-------- Texto fornecido

Uma cratera indescritível ilustra nossos corações. A doce Nazinha foi recolhida pelos desígnios indecifráveis de Deus um tempo recorde às nossas vidas.
Tamanha dor nos acompanha e nos ronda.
Seu verdadeiro nome deveria ser Maria da Caridade e do Amor.
A musa top dos pastéis de nata, dos elegantes bom bocados de coco, do saboroso empadão e inúmeros quitutes e quitandas, foi adoçar o céu, levando toda a festa.
Ficou infinita saudade de um ser humano ímpar!
No banco da praça Santa Rita aos domingos e aos sábados no Mercado Municipal ficara a lembrança do seu meigo sorriso, do seu colarzinho de pedras, do perfume cúmplice e da meia fina.

----------------
-------- Dados de origem

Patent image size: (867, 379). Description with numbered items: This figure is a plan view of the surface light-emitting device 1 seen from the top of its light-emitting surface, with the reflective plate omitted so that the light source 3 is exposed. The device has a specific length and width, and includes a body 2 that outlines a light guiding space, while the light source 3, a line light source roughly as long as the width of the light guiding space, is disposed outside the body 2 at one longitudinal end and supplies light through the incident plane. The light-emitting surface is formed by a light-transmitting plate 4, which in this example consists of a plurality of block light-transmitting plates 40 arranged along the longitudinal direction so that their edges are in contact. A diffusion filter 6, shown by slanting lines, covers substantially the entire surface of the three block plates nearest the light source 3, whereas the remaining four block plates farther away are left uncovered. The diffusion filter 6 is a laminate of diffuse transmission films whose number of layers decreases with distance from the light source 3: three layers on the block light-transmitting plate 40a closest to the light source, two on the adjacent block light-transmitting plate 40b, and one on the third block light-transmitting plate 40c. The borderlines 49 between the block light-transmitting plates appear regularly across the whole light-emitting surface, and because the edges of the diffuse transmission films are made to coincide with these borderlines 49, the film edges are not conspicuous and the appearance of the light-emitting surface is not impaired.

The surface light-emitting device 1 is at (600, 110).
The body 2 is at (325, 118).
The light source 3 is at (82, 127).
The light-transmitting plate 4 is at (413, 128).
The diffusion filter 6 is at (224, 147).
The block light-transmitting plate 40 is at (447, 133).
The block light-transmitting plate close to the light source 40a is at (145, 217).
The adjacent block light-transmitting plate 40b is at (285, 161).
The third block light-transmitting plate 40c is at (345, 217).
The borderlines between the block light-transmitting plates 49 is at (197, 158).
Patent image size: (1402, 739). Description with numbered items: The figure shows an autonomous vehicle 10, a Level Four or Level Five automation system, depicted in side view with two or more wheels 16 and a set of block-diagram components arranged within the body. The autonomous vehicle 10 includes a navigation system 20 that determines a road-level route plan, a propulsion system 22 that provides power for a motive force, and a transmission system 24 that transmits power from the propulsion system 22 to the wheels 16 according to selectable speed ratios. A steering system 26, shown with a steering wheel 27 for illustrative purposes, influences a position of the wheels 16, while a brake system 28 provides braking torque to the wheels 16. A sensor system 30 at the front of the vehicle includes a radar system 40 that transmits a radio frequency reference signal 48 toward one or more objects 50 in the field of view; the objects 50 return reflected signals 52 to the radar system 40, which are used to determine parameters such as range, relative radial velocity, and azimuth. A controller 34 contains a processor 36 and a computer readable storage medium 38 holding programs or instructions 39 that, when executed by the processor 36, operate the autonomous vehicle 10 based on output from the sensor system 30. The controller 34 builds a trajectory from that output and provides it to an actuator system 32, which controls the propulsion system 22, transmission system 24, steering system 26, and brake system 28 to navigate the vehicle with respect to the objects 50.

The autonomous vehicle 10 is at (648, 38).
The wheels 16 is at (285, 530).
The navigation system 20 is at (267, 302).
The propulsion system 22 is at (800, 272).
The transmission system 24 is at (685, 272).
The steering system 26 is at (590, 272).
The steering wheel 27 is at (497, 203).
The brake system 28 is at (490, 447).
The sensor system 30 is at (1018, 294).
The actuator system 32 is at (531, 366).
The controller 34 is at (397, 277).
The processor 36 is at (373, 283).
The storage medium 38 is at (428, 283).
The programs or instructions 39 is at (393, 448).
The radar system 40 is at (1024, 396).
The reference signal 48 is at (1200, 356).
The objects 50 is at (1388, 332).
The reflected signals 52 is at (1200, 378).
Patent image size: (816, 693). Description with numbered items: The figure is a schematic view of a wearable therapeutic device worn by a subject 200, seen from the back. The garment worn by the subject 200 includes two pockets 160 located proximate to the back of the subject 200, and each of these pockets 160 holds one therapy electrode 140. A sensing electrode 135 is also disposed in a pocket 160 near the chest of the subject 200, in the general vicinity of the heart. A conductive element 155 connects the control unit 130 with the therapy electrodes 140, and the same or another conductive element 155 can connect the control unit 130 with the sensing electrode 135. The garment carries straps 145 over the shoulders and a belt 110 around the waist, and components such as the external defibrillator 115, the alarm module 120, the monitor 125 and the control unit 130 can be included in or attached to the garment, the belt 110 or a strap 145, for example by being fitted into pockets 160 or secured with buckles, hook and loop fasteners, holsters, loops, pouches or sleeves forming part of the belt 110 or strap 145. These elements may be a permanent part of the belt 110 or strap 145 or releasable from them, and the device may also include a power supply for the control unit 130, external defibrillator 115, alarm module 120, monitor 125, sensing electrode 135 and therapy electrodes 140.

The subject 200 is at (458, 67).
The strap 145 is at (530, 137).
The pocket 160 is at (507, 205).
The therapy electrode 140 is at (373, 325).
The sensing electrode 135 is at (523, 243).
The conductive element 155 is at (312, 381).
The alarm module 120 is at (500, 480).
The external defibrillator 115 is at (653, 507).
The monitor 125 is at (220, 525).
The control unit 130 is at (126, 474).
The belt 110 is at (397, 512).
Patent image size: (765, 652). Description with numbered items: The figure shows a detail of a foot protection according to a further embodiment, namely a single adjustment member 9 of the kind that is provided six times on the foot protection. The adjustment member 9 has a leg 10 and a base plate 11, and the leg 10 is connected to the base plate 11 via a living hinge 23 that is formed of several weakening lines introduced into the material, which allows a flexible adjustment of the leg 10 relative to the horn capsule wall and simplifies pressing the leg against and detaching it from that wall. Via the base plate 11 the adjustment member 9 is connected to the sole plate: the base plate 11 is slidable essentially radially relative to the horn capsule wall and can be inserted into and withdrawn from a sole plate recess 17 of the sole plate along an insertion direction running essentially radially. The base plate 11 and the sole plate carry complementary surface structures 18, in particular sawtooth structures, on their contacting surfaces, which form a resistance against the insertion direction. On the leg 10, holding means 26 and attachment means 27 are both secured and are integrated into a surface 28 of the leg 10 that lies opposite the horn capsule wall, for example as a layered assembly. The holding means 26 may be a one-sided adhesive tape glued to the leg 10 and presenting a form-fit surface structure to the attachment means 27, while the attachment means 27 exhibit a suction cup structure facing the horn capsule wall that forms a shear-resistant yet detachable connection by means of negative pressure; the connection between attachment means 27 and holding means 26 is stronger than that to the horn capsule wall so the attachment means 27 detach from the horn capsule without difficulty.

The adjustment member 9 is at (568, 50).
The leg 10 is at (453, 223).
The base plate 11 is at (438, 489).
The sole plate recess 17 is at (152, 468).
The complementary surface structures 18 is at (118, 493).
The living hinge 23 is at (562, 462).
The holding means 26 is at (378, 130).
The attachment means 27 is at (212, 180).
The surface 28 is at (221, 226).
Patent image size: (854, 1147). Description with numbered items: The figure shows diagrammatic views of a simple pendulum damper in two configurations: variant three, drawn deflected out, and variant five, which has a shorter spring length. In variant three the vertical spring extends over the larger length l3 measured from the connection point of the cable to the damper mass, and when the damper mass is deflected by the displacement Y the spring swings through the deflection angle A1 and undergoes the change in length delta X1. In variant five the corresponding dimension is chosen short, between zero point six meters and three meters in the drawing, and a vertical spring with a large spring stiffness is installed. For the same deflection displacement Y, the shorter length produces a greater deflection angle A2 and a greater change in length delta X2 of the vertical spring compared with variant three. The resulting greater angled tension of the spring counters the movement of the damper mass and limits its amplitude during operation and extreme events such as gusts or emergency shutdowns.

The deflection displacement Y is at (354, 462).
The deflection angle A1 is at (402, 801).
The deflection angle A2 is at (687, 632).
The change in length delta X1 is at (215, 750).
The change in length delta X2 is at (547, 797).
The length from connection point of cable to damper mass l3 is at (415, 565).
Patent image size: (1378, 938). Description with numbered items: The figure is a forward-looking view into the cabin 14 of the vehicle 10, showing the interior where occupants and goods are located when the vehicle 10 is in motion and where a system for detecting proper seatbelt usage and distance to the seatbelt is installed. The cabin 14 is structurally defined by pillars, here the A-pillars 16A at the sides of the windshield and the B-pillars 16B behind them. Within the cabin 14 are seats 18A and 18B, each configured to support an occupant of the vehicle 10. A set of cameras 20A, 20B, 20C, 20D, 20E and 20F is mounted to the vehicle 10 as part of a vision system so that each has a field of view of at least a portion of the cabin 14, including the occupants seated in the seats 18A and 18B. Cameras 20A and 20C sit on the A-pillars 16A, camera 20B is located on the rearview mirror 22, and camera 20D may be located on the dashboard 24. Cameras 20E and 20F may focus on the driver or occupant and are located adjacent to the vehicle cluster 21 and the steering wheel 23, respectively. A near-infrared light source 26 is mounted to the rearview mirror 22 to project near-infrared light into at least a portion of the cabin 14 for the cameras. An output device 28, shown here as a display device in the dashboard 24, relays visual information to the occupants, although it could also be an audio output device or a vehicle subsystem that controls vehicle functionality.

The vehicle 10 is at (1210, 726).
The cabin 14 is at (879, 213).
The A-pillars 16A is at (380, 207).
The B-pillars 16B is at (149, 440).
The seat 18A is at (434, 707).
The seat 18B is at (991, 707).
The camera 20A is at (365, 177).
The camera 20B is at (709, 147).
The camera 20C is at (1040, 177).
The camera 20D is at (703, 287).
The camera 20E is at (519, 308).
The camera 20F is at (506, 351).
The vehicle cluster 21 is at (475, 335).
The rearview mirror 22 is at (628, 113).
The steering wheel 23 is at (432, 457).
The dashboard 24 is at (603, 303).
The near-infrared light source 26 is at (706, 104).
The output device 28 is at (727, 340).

----------------

- **Instruções das tarefas**
1. Cite do texto sobre Nazinha o trecho que vai de "Uma cratera indescritível" até "toda a festa.", inclusive.
2. Explique, por favor, em uma a três frases, o que abriu a cratera nos corações mencionada no início do texto sobre Nazinha.

- **Respostas por tarefa**
1.
Uma cratera indescritível ilustra nossos corações. A doce Nazinha foi recolhida pelos desígnios indecifráveis de Deus um tempo recorde às nossas vidas.
Tamanha dor nos acompanha e nos ronda.
Seu verdadeiro nome deveria ser Maria da Caridade e do Amor.
A musa top dos pastéis de nata, dos elegantes bom bocados de coco, do saboroso empadão e inúmeros quitutes e quitandas, foi adoçar o céu, levando toda a festa.

2. A cratera nos corações foi aberta pela partida de Nazinha, recolhida pelos desígnios indecifráveis de Deus em um tempo recorde.